(Dataset records)

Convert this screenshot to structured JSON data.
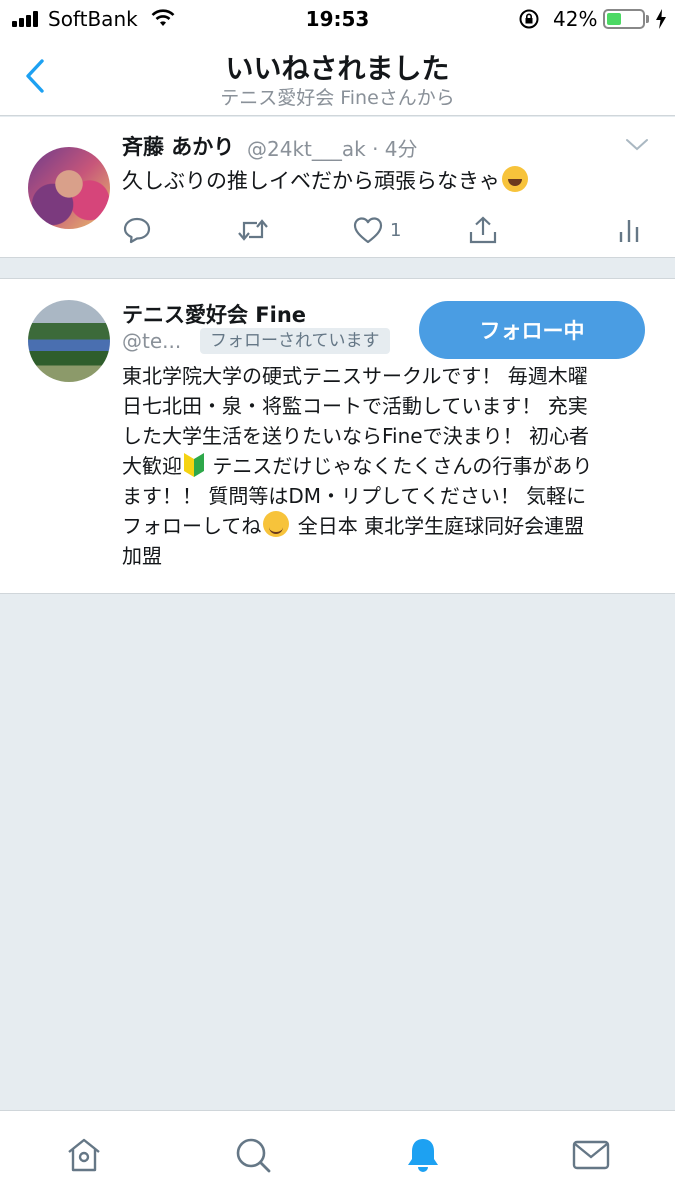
{
  "status_bar": {
    "carrier": "SoftBank",
    "time": "19:53",
    "battery_percent": "42%",
    "battery_level": 0.42
  },
  "nav": {
    "title": "いいねされました",
    "subtitle": "テニス愛好会 Fineさんから"
  },
  "tweet": {
    "author_name": "斉藤 あかり",
    "meta": "@24kt___ak · 4分",
    "text": "久しぶりの推しイベだから頑張らなきゃ",
    "like_count": "1"
  },
  "user_card": {
    "name": "テニス愛好会 Fine",
    "handle": "@te...",
    "follows_you_badge": "フォローされています",
    "follow_button": "フォロー中",
    "bio_lines": [
      "東北学院大学の硬式テニスサークルです！ 毎週木曜",
      "日七北田・泉・将監コートで活動しています！ 充実",
      "した大学生活を送りたいならFineで決まり！ 初心者",
      "大歓迎",
      "テニスだけじゃなくたくさんの行事があり",
      "ます！！ 質問等はDM・リプしてください！ 気軽に",
      "フォローしてね",
      "全日本 東北学生庭球同好会連盟",
      "加盟"
    ]
  },
  "colors": {
    "accent": "#1da1f2",
    "follow_button": "#4a9de3",
    "secondary_text": "#8a9199",
    "background": "#e6ecf0"
  },
  "tabs": {
    "home": "home-icon",
    "search": "search-icon",
    "notifications": "bell-icon",
    "messages": "mail-icon",
    "active": "notifications"
  }
}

**Short exercise**
Copy out the records above in full, exactly as written, but not the pictures.

**Solved exercise**
Convert this screenshot to structured JSON data.
{
  "status_bar": {
    "carrier": "SoftBank",
    "time": "19:53",
    "battery_percent": "42%",
    "battery_level": 0.42
  },
  "nav": {
    "title": "いいねされました",
    "subtitle": "テニス愛好会 Fineさんから"
  },
  "tweet": {
    "author_name": "斉藤 あかり",
    "meta": "@24kt___ak · 4分",
    "text": "久しぶりの推しイベだから頑張らなきゃ",
    "like_count": "1"
  },
  "user_card": {
    "name": "テニス愛好会 Fine",
    "handle": "@te...",
    "follows_you_badge": "フォローされています",
    "follow_button": "フォロー中",
    "bio_lines": [
      "東北学院大学の硬式テニスサークルです！ 毎週木曜",
      "日七北田・泉・将監コートで活動しています！ 充実",
      "した大学生活を送りたいならFineで決まり！ 初心者",
      "大歓迎",
      "テニスだけじゃなくたくさんの行事があり",
      "ます！！ 質問等はDM・リプしてください！ 気軽に",
      "フォローしてね",
      "全日本 東北学生庭球同好会連盟",
      "加盟"
    ]
  },
  "colors": {
    "accent": "#1da1f2",
    "follow_button": "#4a9de3",
    "secondary_text": "#8a9199",
    "background": "#e6ecf0"
  },
  "tabs": {
    "home": "home-icon",
    "search": "search-icon",
    "notifications": "bell-icon",
    "messages": "mail-icon",
    "active": "notifications"
  }
}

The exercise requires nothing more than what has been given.